■ EXERCISE INSTRUCTIONS ■
Copy each line in which the string "this" occurs.

* begin *

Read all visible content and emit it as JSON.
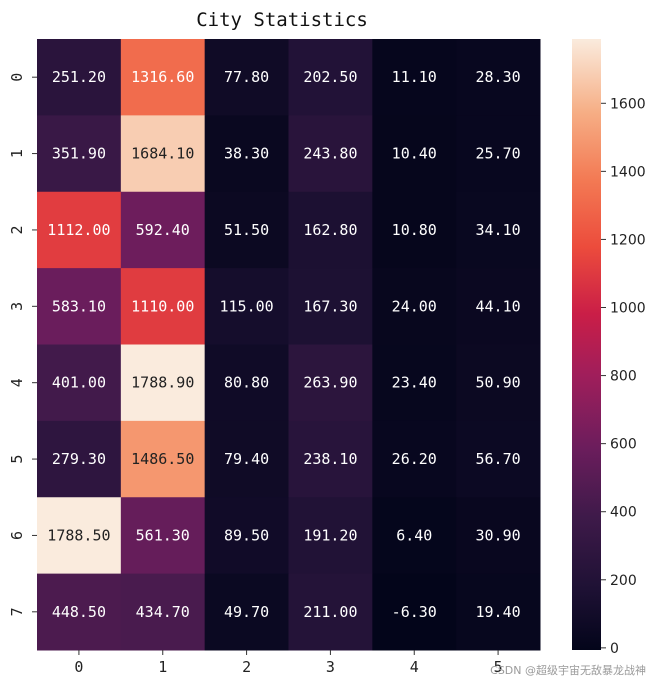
{
  "chart_data": {
    "type": "heatmap",
    "title": "City  Statistics",
    "xlabel": "",
    "ylabel": "",
    "x_categories": [
      "0",
      "1",
      "2",
      "3",
      "4",
      "5"
    ],
    "y_categories": [
      "0",
      "1",
      "2",
      "3",
      "4",
      "5",
      "6",
      "7"
    ],
    "values": [
      [
        251.2,
        1316.6,
        77.8,
        202.5,
        11.1,
        28.3
      ],
      [
        351.9,
        1684.1,
        38.3,
        243.8,
        10.4,
        25.7
      ],
      [
        1112.0,
        592.4,
        51.5,
        162.8,
        10.8,
        34.1
      ],
      [
        583.1,
        1110.0,
        115.0,
        167.3,
        24.0,
        44.1
      ],
      [
        401.0,
        1788.9,
        80.8,
        263.9,
        23.4,
        50.9
      ],
      [
        279.3,
        1486.5,
        79.4,
        238.1,
        26.2,
        56.7
      ],
      [
        1788.5,
        561.3,
        89.5,
        191.2,
        6.4,
        30.9
      ],
      [
        448.5,
        434.7,
        49.7,
        211.0,
        -6.3,
        19.4
      ]
    ],
    "annotations_format": "0.00",
    "colormap": "rocket",
    "color_range": [
      -6.3,
      1788.9
    ],
    "colorbar_ticks": [
      0,
      200,
      400,
      600,
      800,
      1000,
      1200,
      1400,
      1600
    ],
    "colorbar_tick_labels": [
      "0",
      "200",
      "400",
      "600",
      "800",
      "1000",
      "1200",
      "1400",
      "1600"
    ],
    "colorbar_placement": "right"
  },
  "watermark": "CSDN @超级宇宙无敌暴龙战神"
}
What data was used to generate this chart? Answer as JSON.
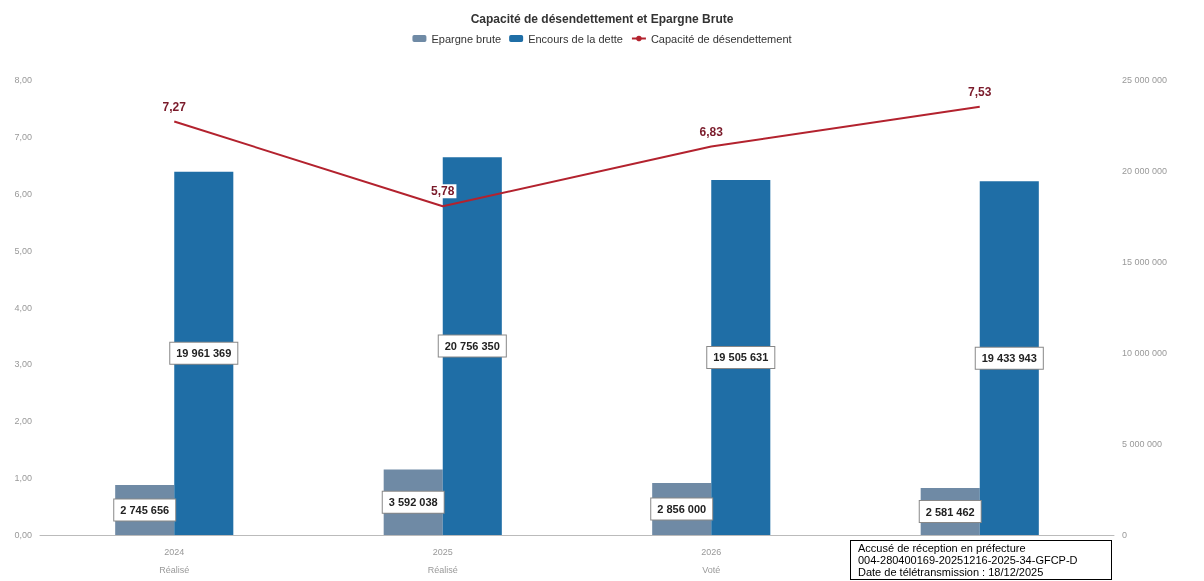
{
  "chart_data": {
    "type": "bar",
    "title": "Capacité de désendettement et Epargne Brute",
    "categories": [
      "2024\nRéalisé",
      "2025\nRéalisé",
      "2026\nVoté",
      null
    ],
    "series": [
      {
        "name": "Epargne brute",
        "axis": "y2",
        "color": "#6f8aa5",
        "values": [
          2745656,
          3592038,
          2856000,
          2581462
        ],
        "value_labels": [
          "2 745 656",
          "3 592 038",
          "2 856 000",
          "2 581 462"
        ]
      },
      {
        "name": "Encours de la dette",
        "axis": "y2",
        "color": "#1f6ea6",
        "values": [
          19961369,
          20756350,
          19505631,
          19433943
        ],
        "value_labels": [
          "19 961 369",
          "20 756 350",
          "19 505 631",
          "19 433 943"
        ]
      },
      {
        "name": "Capacité de désendettement",
        "type": "line",
        "color": "#b3222e",
        "values": [
          7.27,
          5.78,
          6.83,
          7.53
        ],
        "value_labels": [
          "7,27",
          "5,78",
          "6,83",
          "7,53"
        ]
      }
    ],
    "ylim": [
      0,
      8
    ],
    "yticks": [
      {
        "value": 0,
        "label": "0,00"
      },
      {
        "value": 1,
        "label": "1,00"
      },
      {
        "value": 2,
        "label": "2,00"
      },
      {
        "value": 3,
        "label": "3,00"
      },
      {
        "value": 4,
        "label": "4,00"
      },
      {
        "value": 5,
        "label": "5,00"
      },
      {
        "value": 6,
        "label": "6,00"
      },
      {
        "value": 7,
        "label": "7,00"
      },
      {
        "value": 8,
        "label": "8,00"
      }
    ],
    "y2lim": [
      0,
      25000000
    ],
    "y2ticks": [
      0,
      {
        "value": 5000000,
        "label": "5 000 000"
      },
      {
        "value": 10000000,
        "label": "10 000 000"
      },
      {
        "value": 15000000,
        "label": "15 000 000"
      },
      {
        "value": 20000000,
        "label": "20 000 000"
      },
      {
        "value": 25000000,
        "label": "25 000 000"
      }
    ],
    "legend": "top",
    "grid": false,
    "marker": "none",
    "annotations": [
      "Accusé de réception en préfecture",
      "004-280400169-20251216-2025-34-GFCP-D",
      "Date de télétransmission : 18/12/2025"
    ]
  }
}
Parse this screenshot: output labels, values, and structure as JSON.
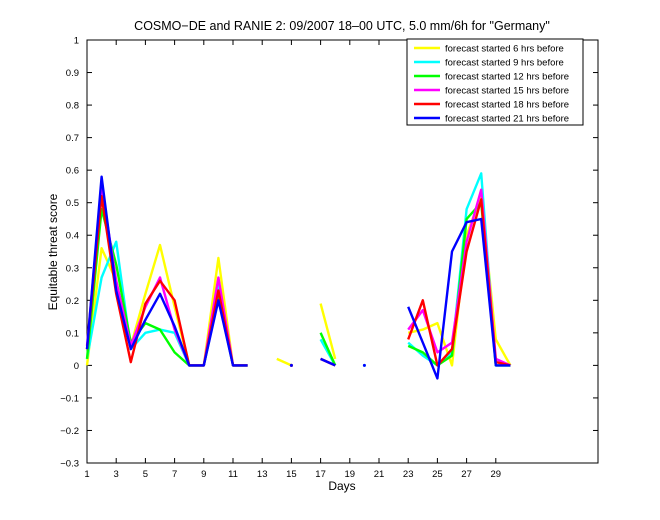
{
  "chart_data": {
    "type": "line",
    "title": "COSMO−DE and RANIE 2: 09/2007 18–00 UTC, 5.0 mm/6h for \"Germany\"",
    "xlabel": "Days",
    "ylabel": "Equitable threat score",
    "xlim": [
      1,
      36
    ],
    "ylim": [
      -0.3,
      1
    ],
    "x_ticks": [
      1,
      3,
      5,
      7,
      9,
      11,
      13,
      15,
      17,
      19,
      21,
      23,
      25,
      27,
      29
    ],
    "y_ticks": [
      -0.3,
      -0.2,
      -0.1,
      0,
      0.1,
      0.2,
      0.3,
      0.4,
      0.5,
      0.6,
      0.7,
      0.8,
      0.9,
      1
    ],
    "y_tick_labels": [
      "−0.3",
      "−0.2",
      "−0.1",
      "0",
      "0.1",
      "0.2",
      "0.3",
      "0.4",
      "0.5",
      "0.6",
      "0.7",
      "0.8",
      "0.9",
      "1"
    ],
    "grid": false,
    "legend_position": "top-right",
    "x": [
      1,
      2,
      3,
      4,
      5,
      6,
      7,
      8,
      9,
      10,
      11,
      12,
      13,
      14,
      15,
      16,
      17,
      18,
      19,
      20,
      21,
      22,
      23,
      24,
      25,
      26,
      27,
      28,
      29,
      30
    ],
    "series": [
      {
        "name": "forecast started 6 hrs before",
        "color": "#ffff00",
        "values": [
          0.0,
          0.36,
          0.26,
          0.06,
          0.22,
          0.37,
          0.18,
          0.0,
          0.0,
          0.33,
          0.0,
          0.0,
          null,
          0.02,
          0.0,
          null,
          0.19,
          0.02,
          null,
          null,
          null,
          null,
          0.1,
          0.11,
          0.13,
          0.0,
          0.4,
          0.52,
          0.08,
          0.0
        ]
      },
      {
        "name": "forecast started 9 hrs before",
        "color": "#00ffff",
        "values": [
          0.02,
          0.27,
          0.38,
          0.05,
          0.1,
          0.11,
          0.1,
          0.0,
          0.0,
          0.25,
          0.0,
          0.0,
          null,
          null,
          0.0,
          null,
          0.08,
          0.0,
          null,
          0.0,
          null,
          null,
          0.07,
          0.03,
          0.0,
          0.04,
          0.48,
          0.59,
          0.0,
          0.0
        ]
      },
      {
        "name": "forecast started 12 hrs before",
        "color": "#00ff00",
        "values": [
          0.02,
          0.48,
          0.31,
          0.07,
          0.13,
          0.11,
          0.04,
          0.0,
          0.0,
          0.21,
          0.0,
          0.0,
          null,
          null,
          0.0,
          null,
          0.1,
          0.0,
          null,
          null,
          null,
          null,
          0.06,
          0.04,
          0.0,
          0.03,
          0.45,
          0.5,
          0.0,
          0.0
        ]
      },
      {
        "name": "forecast started 15 hrs before",
        "color": "#ff00ff",
        "values": [
          0.06,
          0.55,
          0.26,
          0.06,
          0.18,
          0.27,
          0.11,
          0.0,
          0.0,
          0.27,
          0.0,
          0.0,
          null,
          null,
          0.0,
          null,
          0.02,
          0.0,
          null,
          null,
          null,
          null,
          0.11,
          0.17,
          0.04,
          0.07,
          0.38,
          0.54,
          0.02,
          0.0
        ]
      },
      {
        "name": "forecast started 18 hrs before",
        "color": "#ff0000",
        "values": [
          0.05,
          0.52,
          0.22,
          0.01,
          0.19,
          0.26,
          0.2,
          0.0,
          0.0,
          0.23,
          0.0,
          0.0,
          null,
          null,
          0.0,
          null,
          0.02,
          0.0,
          null,
          null,
          null,
          null,
          0.08,
          0.2,
          0.0,
          0.05,
          0.35,
          0.51,
          0.01,
          0.0
        ]
      },
      {
        "name": "forecast started 21 hrs before",
        "color": "#0000ff",
        "values": [
          0.05,
          0.58,
          0.23,
          0.05,
          0.14,
          0.22,
          0.12,
          0.0,
          0.0,
          0.2,
          0.0,
          0.0,
          null,
          null,
          0.0,
          null,
          0.02,
          0.0,
          null,
          0.0,
          null,
          null,
          0.18,
          0.07,
          -0.04,
          0.35,
          0.44,
          0.45,
          0.0,
          0.0
        ]
      }
    ]
  }
}
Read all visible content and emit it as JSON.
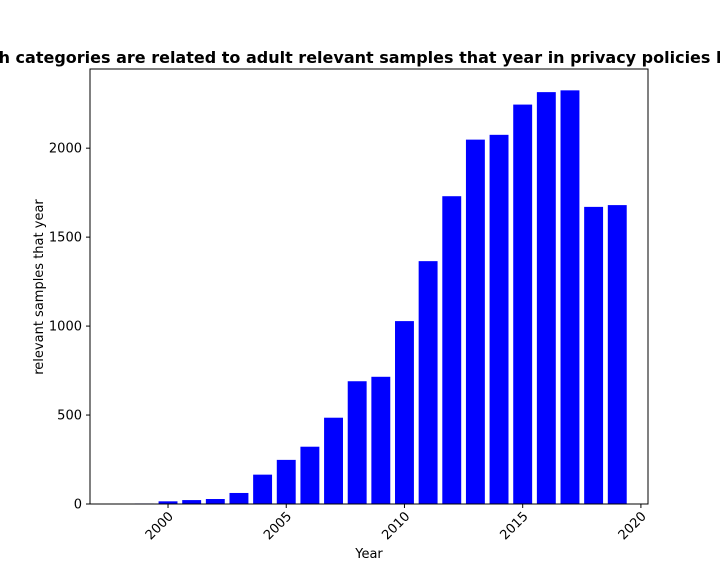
{
  "chart_data": {
    "type": "bar",
    "title": "Which categories are related to adult relevant samples that year in privacy policies by year",
    "xlabel": "Year",
    "ylabel": "relevant samples that year",
    "x": [
      1999,
      2000,
      2001,
      2002,
      2003,
      2004,
      2005,
      2006,
      2007,
      2008,
      2009,
      2010,
      2011,
      2012,
      2013,
      2014,
      2015,
      2016,
      2017,
      2018,
      2019
    ],
    "values": [
      3,
      15,
      22,
      28,
      62,
      165,
      248,
      322,
      485,
      690,
      715,
      1028,
      1365,
      1730,
      2048,
      2075,
      2245,
      2315,
      2325,
      1670,
      1680
    ],
    "xlim": [
      1996.7,
      2020.3
    ],
    "ylim": [
      0,
      2445
    ],
    "xticks": [
      "2000",
      "2005",
      "2010",
      "2015",
      "2020"
    ],
    "yticks": [
      "0",
      "500",
      "1000",
      "1500",
      "2000"
    ],
    "bar_color": "#0000ff",
    "grid": false,
    "legend": "none"
  }
}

* end *

■ THE SOLUTION ■
What data was used to generate this chart? Answer as JSON.
Parse this screenshot: output labels, values, and structure as JSON.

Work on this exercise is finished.